Exercise brief
Omit the images. Copy each entry word for word.
─── Entries shown
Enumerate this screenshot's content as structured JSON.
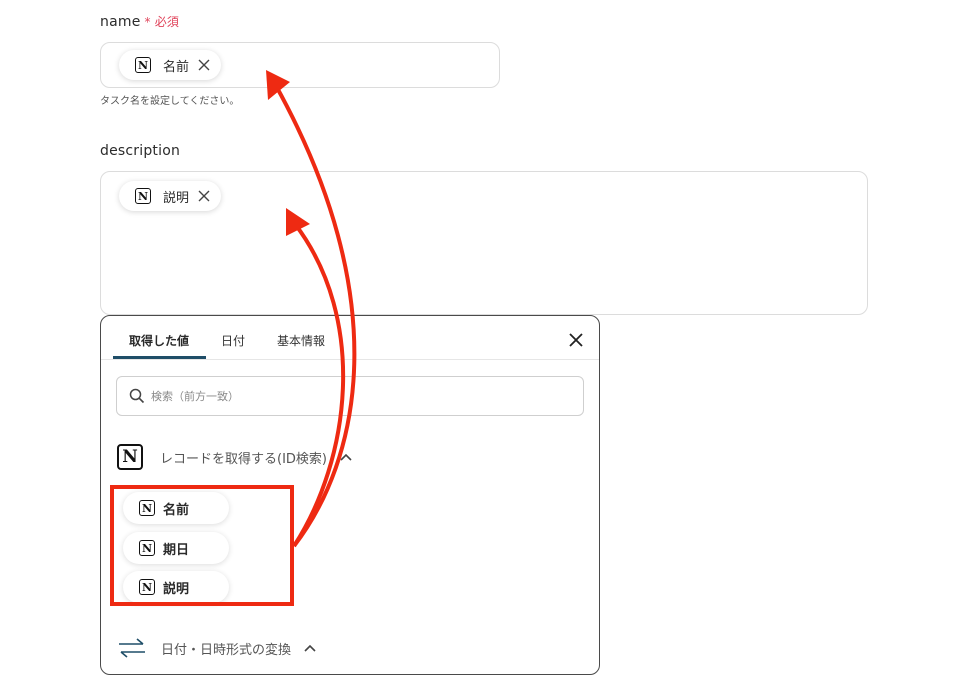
{
  "form": {
    "name_label": "name",
    "required_mark": "*",
    "required_text": "必須",
    "name_chip": "名前",
    "name_hint": "タスク名を設定してください。",
    "description_label": "description",
    "description_chip": "説明"
  },
  "panel": {
    "tabs": [
      {
        "label": "取得した値",
        "active": true
      },
      {
        "label": "日付",
        "active": false
      },
      {
        "label": "基本情報",
        "active": false
      }
    ],
    "search_placeholder": "検索（前方一致）",
    "section1_title": "レコードを取得する(ID検索)",
    "items": [
      "名前",
      "期日",
      "説明"
    ],
    "section2_title": "日付・日時形式の変換"
  },
  "icons": {
    "notion": "notion-logo-icon",
    "close": "close-icon",
    "search": "search-icon",
    "chevron": "chevron-up-icon",
    "convert": "convert-arrows-icon"
  },
  "colors": {
    "required": "#e0445b",
    "tab_underline": "#1f4e68",
    "annotation": "#ee2a12"
  }
}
──────
Written solution
Enumerate this screenshot's content as structured JSON.
{
  "form": {
    "name_label": "name",
    "required_mark": "*",
    "required_text": "必須",
    "name_chip": "名前",
    "name_hint": "タスク名を設定してください。",
    "description_label": "description",
    "description_chip": "説明"
  },
  "panel": {
    "tabs": [
      {
        "label": "取得した値",
        "active": true
      },
      {
        "label": "日付",
        "active": false
      },
      {
        "label": "基本情報",
        "active": false
      }
    ],
    "search_placeholder": "検索（前方一致）",
    "section1_title": "レコードを取得する(ID検索)",
    "items": [
      "名前",
      "期日",
      "説明"
    ],
    "section2_title": "日付・日時形式の変換"
  },
  "icons": {
    "notion": "notion-logo-icon",
    "close": "close-icon",
    "search": "search-icon",
    "chevron": "chevron-up-icon",
    "convert": "convert-arrows-icon"
  },
  "colors": {
    "required": "#e0445b",
    "tab_underline": "#1f4e68",
    "annotation": "#ee2a12"
  }
}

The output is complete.